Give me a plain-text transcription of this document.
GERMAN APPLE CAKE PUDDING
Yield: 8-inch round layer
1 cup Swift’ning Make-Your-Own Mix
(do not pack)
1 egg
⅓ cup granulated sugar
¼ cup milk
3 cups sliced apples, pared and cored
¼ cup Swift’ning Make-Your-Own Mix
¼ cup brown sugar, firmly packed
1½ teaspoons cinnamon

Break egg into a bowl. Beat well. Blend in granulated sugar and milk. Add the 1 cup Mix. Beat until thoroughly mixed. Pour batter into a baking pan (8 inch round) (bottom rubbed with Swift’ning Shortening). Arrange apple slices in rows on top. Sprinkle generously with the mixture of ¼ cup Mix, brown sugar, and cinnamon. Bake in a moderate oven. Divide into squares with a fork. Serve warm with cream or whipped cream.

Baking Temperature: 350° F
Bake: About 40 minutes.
----
YOUR GOAL ::
Give the listing above again, word for word.

EXPECTED ANSWER ::
Give me a plain-text transcription of this document.
GERMAN APPLE CAKE PUDDING
Yield: 8-inch round layer
1 cup Swift’ning Make-Your-Own Mix
(do not pack)
1 egg
⅓ cup granulated sugar
¼ cup milk
3 cups sliced apples, pared and cored
¼ cup Swift’ning Make-Your-Own Mix
¼ cup brown sugar, firmly packed
1½ teaspoons cinnamon

Break egg into a bowl. Beat well. Blend in granulated sugar and milk. Add the 1 cup Mix. Beat until thoroughly mixed. Pour batter into a baking pan (8 inch round) (bottom rubbed with Swift’ning Shortening). Arrange apple slices in rows on top. Sprinkle generously with the mixture of ¼ cup Mix, brown sugar, and cinnamon. Bake in a moderate oven. Divide into squares with a fork. Serve warm with cream or whipped cream.

Baking Temperature: 350° F
Bake: About 40 minutes.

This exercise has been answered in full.